→ **Work to do**
Copy nothing but the text: repeat each entry exactly and drop the images.

→ **Provided records**

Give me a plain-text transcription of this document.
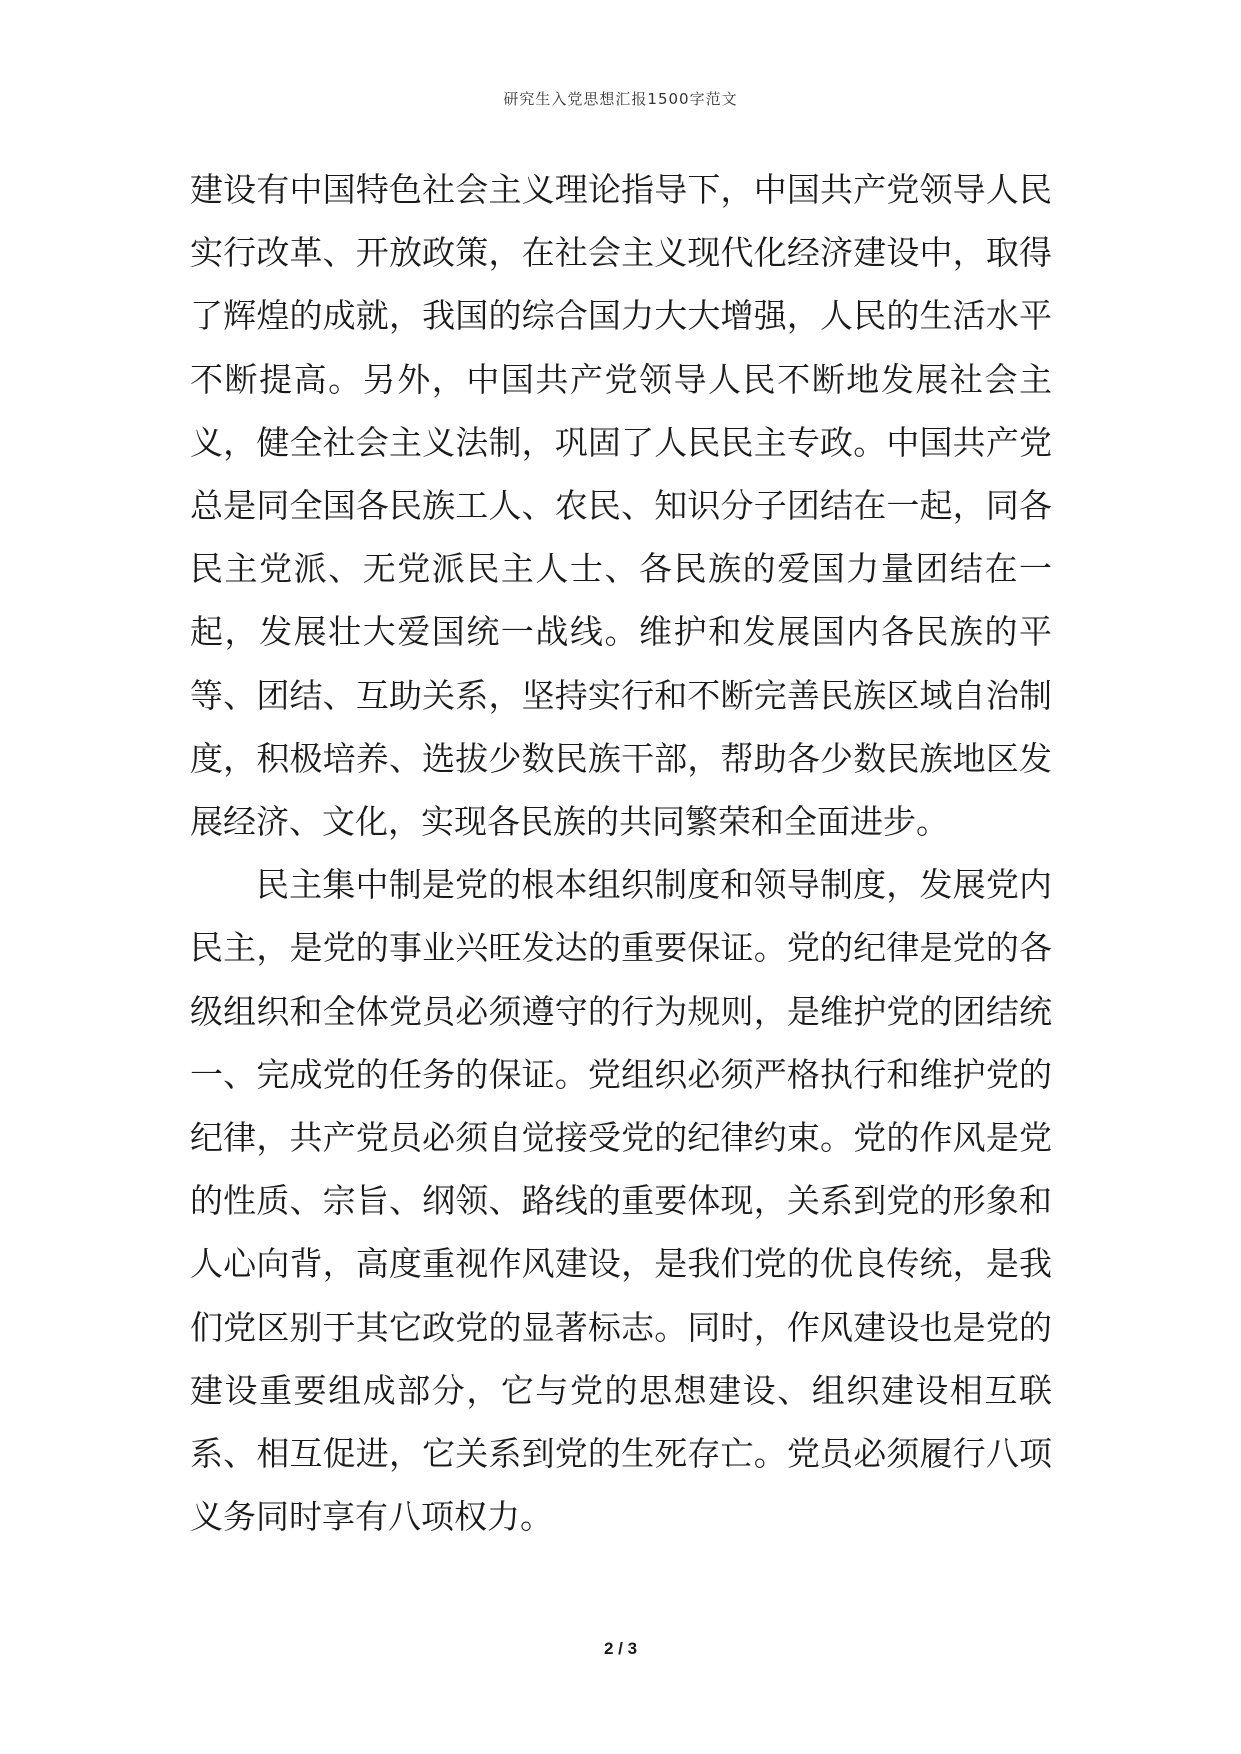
研究生入党思想汇报1500字范文

建设有中国特色社会主义理论指导下，中国共产党领导人民实行改革、开放政策，在社会主义现代化经济建设中，取得了辉煌的成就，我国的综合国力大大增强，人民的生活水平不断提高。另外，中国共产党领导人民不断地发展社会主义，健全社会主义法制，巩固了人民民主专政。中国共产党总是同全国各民族工人、农民、知识分子团结在一起，同各民主党派、无党派民主人士、各民族的爱国力量团结在一起，发展壮大爱国统一战线。维护和发展国内各民族的平等、团结、互助关系，坚持实行和不断完善民族区域自治制度，积极培养、选拔少数民族干部，帮助各少数民族地区发展经济、文化，实现各民族的共同繁荣和全面进步。

民主集中制是党的根本组织制度和领导制度，发展党内民主，是党的事业兴旺发达的重要保证。党的纪律是党的各级组织和全体党员必须遵守的行为规则，是维护党的团结统一、完成党的任务的保证。党组织必须严格执行和维护党的纪律，共产党员必须自觉接受党的纪律约束。党的作风是党的性质、宗旨、纲领、路线的重要体现，关系到党的形象和人心向背，高度重视作风建设，是我们党的优良传统，是我们党区别于其它政党的显著标志。同时，作风建设也是党的建设重要组成部分，它与党的思想建设、组织建设相互联系、相互促进，它关系到党的生死存亡。党员必须履行八项义务同时享有八项权力。

2 / 3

→ **Answer to this problem**
Give me a plain-text transcription of this document.
研究生入党思想汇报1500字范文

建设有中国特色社会主义理论指导下，中国共产党领导人民实行改革、开放政策，在社会主义现代化经济建设中，取得了辉煌的成就，我国的综合国力大大增强，人民的生活水平不断提高。另外，中国共产党领导人民不断地发展社会主义，健全社会主义法制，巩固了人民民主专政。中国共产党总是同全国各民族工人、农民、知识分子团结在一起，同各民主党派、无党派民主人士、各民族的爱国力量团结在一起，发展壮大爱国统一战线。维护和发展国内各民族的平等、团结、互助关系，坚持实行和不断完善民族区域自治制度，积极培养、选拔少数民族干部，帮助各少数民族地区发展经济、文化，实现各民族的共同繁荣和全面进步。

民主集中制是党的根本组织制度和领导制度，发展党内民主，是党的事业兴旺发达的重要保证。党的纪律是党的各级组织和全体党员必须遵守的行为规则，是维护党的团结统一、完成党的任务的保证。党组织必须严格执行和维护党的纪律，共产党员必须自觉接受党的纪律约束。党的作风是党的性质、宗旨、纲领、路线的重要体现，关系到党的形象和人心向背，高度重视作风建设，是我们党的优良传统，是我们党区别于其它政党的显著标志。同时，作风建设也是党的建设重要组成部分，它与党的思想建设、组织建设相互联系、相互促进，它关系到党的生死存亡。党员必须履行八项义务同时享有八项权力。

2 / 3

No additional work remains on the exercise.